*Task to complete*.
Set down every entry word for word. Omit the pictures.
<<<<
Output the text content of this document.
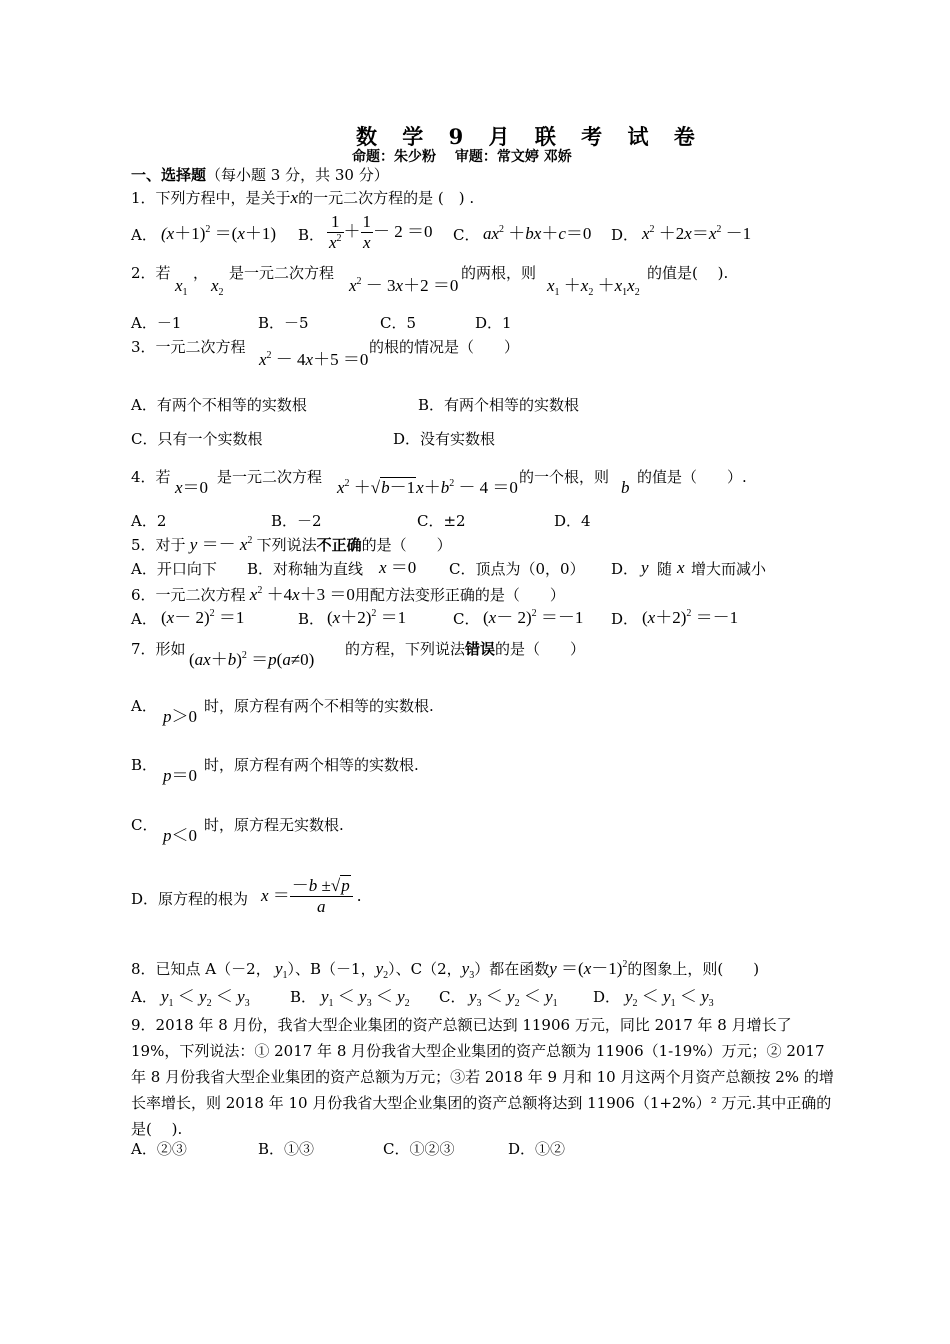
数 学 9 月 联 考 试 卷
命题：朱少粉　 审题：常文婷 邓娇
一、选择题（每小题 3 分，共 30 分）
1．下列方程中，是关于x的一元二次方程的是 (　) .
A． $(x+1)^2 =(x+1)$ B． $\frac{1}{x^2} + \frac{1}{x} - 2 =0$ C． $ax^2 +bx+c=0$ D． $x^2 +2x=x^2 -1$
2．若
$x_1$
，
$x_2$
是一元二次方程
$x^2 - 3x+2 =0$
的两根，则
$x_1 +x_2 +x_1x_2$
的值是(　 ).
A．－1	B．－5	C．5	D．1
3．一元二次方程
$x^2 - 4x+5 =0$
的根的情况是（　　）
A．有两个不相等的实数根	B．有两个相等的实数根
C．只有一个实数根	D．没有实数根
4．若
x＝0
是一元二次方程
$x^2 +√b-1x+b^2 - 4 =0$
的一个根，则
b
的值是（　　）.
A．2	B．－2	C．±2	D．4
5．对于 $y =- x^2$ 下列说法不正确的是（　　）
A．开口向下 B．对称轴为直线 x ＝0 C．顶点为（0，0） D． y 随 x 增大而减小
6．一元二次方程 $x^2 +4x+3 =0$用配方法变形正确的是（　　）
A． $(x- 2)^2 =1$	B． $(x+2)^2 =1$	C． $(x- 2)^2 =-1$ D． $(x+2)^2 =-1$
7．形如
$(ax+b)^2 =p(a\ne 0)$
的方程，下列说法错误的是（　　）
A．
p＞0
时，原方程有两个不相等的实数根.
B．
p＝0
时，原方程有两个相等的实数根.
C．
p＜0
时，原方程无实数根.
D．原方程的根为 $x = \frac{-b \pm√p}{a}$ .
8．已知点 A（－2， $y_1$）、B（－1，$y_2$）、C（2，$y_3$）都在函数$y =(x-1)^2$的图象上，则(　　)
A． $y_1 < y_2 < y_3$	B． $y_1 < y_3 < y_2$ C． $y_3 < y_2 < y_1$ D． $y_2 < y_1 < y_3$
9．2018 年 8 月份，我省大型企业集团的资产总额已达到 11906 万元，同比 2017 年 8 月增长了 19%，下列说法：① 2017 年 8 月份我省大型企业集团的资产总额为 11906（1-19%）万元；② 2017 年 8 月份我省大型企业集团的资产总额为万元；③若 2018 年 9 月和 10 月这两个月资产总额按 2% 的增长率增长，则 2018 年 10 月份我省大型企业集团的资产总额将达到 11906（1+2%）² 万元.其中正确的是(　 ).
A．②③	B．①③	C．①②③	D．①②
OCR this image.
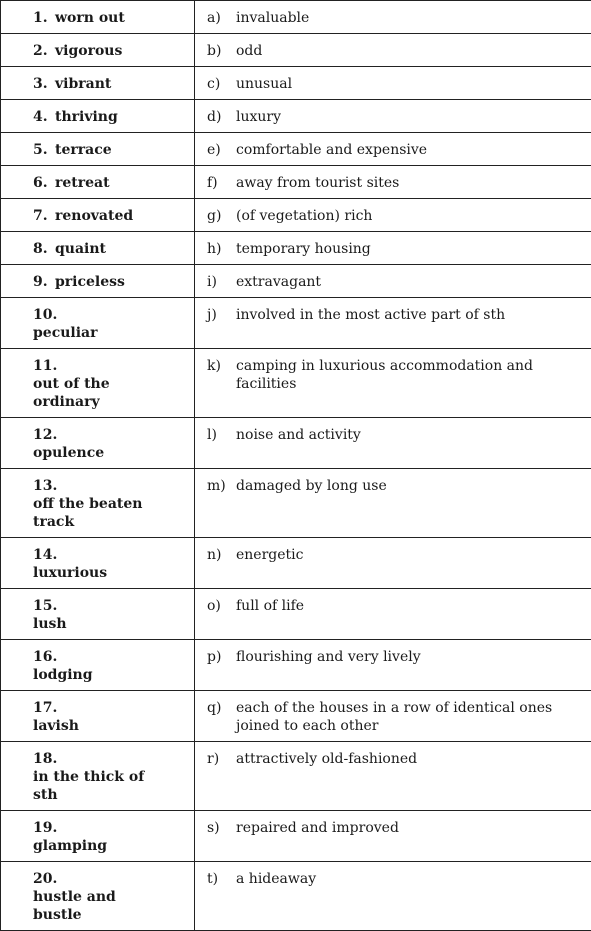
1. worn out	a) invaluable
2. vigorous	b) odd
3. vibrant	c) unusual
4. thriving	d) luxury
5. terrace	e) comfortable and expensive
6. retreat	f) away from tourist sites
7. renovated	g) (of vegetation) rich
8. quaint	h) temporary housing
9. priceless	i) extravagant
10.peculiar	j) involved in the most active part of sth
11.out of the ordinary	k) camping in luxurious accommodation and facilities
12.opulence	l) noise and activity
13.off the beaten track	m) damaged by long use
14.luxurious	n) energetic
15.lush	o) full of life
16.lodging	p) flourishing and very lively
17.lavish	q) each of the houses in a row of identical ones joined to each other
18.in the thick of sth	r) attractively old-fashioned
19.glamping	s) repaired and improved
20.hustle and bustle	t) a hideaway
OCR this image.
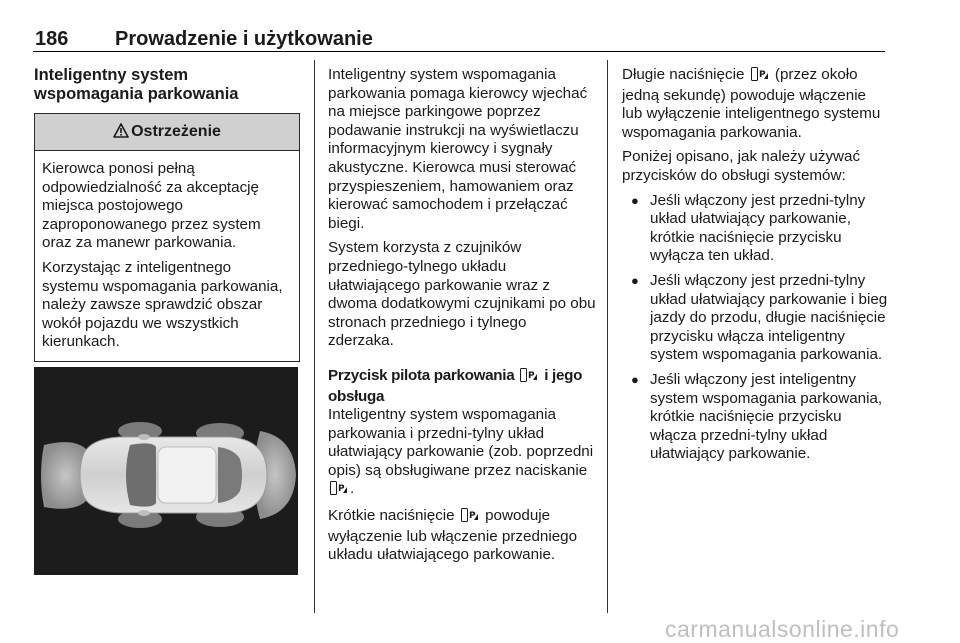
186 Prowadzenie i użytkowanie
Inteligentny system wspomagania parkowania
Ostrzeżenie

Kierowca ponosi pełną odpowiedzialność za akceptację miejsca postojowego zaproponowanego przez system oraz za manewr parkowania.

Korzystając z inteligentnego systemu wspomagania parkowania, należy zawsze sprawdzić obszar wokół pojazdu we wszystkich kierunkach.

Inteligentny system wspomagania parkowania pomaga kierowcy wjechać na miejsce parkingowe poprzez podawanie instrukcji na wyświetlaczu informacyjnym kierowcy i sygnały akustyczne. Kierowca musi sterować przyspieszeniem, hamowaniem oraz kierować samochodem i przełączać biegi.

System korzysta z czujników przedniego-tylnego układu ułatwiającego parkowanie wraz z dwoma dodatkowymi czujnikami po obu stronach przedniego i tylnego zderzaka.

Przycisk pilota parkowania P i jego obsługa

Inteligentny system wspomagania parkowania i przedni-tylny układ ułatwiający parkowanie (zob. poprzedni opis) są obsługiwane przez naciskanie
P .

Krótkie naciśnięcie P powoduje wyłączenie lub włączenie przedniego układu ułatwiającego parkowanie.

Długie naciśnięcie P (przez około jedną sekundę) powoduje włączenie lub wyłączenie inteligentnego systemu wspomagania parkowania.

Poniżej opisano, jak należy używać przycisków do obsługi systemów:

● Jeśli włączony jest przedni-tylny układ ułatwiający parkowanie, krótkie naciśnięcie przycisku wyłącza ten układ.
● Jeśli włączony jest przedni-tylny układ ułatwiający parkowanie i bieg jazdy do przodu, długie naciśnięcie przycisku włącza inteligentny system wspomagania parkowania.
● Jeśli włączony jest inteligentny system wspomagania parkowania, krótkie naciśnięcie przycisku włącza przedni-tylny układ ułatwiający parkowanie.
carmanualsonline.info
>>>>
*Task response*.
Output the text content of this document.
数 学 9 月 联 考 试 卷
命题：朱少粉　 审题：常文婷 邓娇
一、选择题（每小题 3 分，共 30 分）
1．下列方程中，是关于x的一元二次方程的是 (　) .
A． $(x+1)^2 =(x+1)$ B． $\frac{1}{x^2} + \frac{1}{x} - 2 =0$ C． $ax^2 +bx+c=0$ D． $x^2 +2x=x^2 -1$
2．若
$x_1$
，
$x_2$
是一元二次方程
$x^2 - 3x+2 =0$
的两根，则
$x_1 +x_2 +x_1x_2$
的值是(　 ).
A．－1	B．－5	C．5	D．1
3．一元二次方程
$x^2 - 4x+5 =0$
的根的情况是（　　）
A．有两个不相等的实数根	B．有两个相等的实数根
C．只有一个实数根	D．没有实数根
4．若
x＝0
是一元二次方程
$x^2 +√b-1x+b^2 - 4 =0$
的一个根，则
b
的值是（　　）.
A．2	B．－2	C．±2	D．4
5．对于 $y =- x^2$ 下列说法不正确的是（　　）
A．开口向下 B．对称轴为直线 x ＝0 C．顶点为（0，0） D． y 随 x 增大而减小
6．一元二次方程 $x^2 +4x+3 =0$用配方法变形正确的是（　　）
A． $(x- 2)^2 =1$	B． $(x+2)^2 =1$	C． $(x- 2)^2 =-1$ D． $(x+2)^2 =-1$
7．形如
$(ax+b)^2 =p(a\ne 0)$
的方程，下列说法错误的是（　　）
A．
p＞0
时，原方程有两个不相等的实数根.
B．
p＝0
时，原方程有两个相等的实数根.
C．
p＜0
时，原方程无实数根.
D．原方程的根为 $x = \frac{-b \pm√p}{a}$ .
8．已知点 A（－2， $y_1$）、B（－1，$y_2$）、C（2，$y_3$）都在函数$y =(x-1)^2$的图象上，则(　　)
A． $y_1 < y_2 < y_3$	B． $y_1 < y_3 < y_2$ C． $y_3 < y_2 < y_1$ D． $y_2 < y_1 < y_3$
9．2018 年 8 月份，我省大型企业集团的资产总额已达到 11906 万元，同比 2017 年 8 月增长了 19%，下列说法：① 2017 年 8 月份我省大型企业集团的资产总额为 11906（1-19%）万元；② 2017 年 8 月份我省大型企业集团的资产总额为万元；③若 2018 年 9 月和 10 月这两个月资产总额按 2% 的增长率增长，则 2018 年 10 月份我省大型企业集团的资产总额将达到 11906（1+2%）² 万元.其中正确的是(　 ).
A．②③	B．①③	C．①②③	D．①②
OCR this image.
1. worn out	a) invaluable
2. vigorous	b) odd
3. vibrant	c) unusual
4. thriving	d) luxury
5. terrace	e) comfortable and expensive
6. retreat	f) away from tourist sites
7. renovated	g) (of vegetation) rich
8. quaint	h) temporary housing
9. priceless	i) extravagant
10.peculiar	j) involved in the most active part of sth
11.out of the ordinary	k) camping in luxurious accommodation and facilities
12.opulence	l) noise and activity
13.off the beaten track	m) damaged by long use
14.luxurious	n) energetic
15.lush	o) full of life
16.lodging	p) flourishing and very lively
17.lavish	q) each of the houses in a row of identical ones joined to each other
18.in the thick of sth	r) attractively old-fashioned
19.glamping	s) repaired and improved
20.hustle and bustle	t) a hideaway
OCR this image.
186 Prowadzenie i użytkowanie
Inteligentny system wspomagania parkowania
Ostrzeżenie

Kierowca ponosi pełną odpowiedzialność za akceptację miejsca postojowego zaproponowanego przez system oraz za manewr parkowania.

Korzystając z inteligentnego systemu wspomagania parkowania, należy zawsze sprawdzić obszar wokół pojazdu we wszystkich kierunkach.

Inteligentny system wspomagania parkowania pomaga kierowcy wjechać na miejsce parkingowe poprzez podawanie instrukcji na wyświetlaczu informacyjnym kierowcy i sygnały akustyczne. Kierowca musi sterować przyspieszeniem, hamowaniem oraz kierować samochodem i przełączać biegi.

System korzysta z czujników przedniego-tylnego układu ułatwiającego parkowanie wraz z dwoma dodatkowymi czujnikami po obu stronach przedniego i tylnego zderzaka.

Przycisk pilota parkowania P i jego obsługa

Inteligentny system wspomagania parkowania i przedni-tylny układ ułatwiający parkowanie (zob. poprzedni opis) są obsługiwane przez naciskanie
P .

Krótkie naciśnięcie P powoduje wyłączenie lub włączenie przedniego układu ułatwiającego parkowanie.

Długie naciśnięcie P (przez około jedną sekundę) powoduje włączenie lub wyłączenie inteligentnego systemu wspomagania parkowania.

Poniżej opisano, jak należy używać przycisków do obsługi systemów:

● Jeśli włączony jest przedni-tylny układ ułatwiający parkowanie, krótkie naciśnięcie przycisku wyłącza ten układ.
● Jeśli włączony jest przedni-tylny układ ułatwiający parkowanie i bieg jazdy do przodu, długie naciśnięcie przycisku włącza inteligentny system wspomagania parkowania.
● Jeśli włączony jest inteligentny system wspomagania parkowania, krótkie naciśnięcie przycisku włącza przedni-tylny układ ułatwiający parkowanie.
carmanualsonline.info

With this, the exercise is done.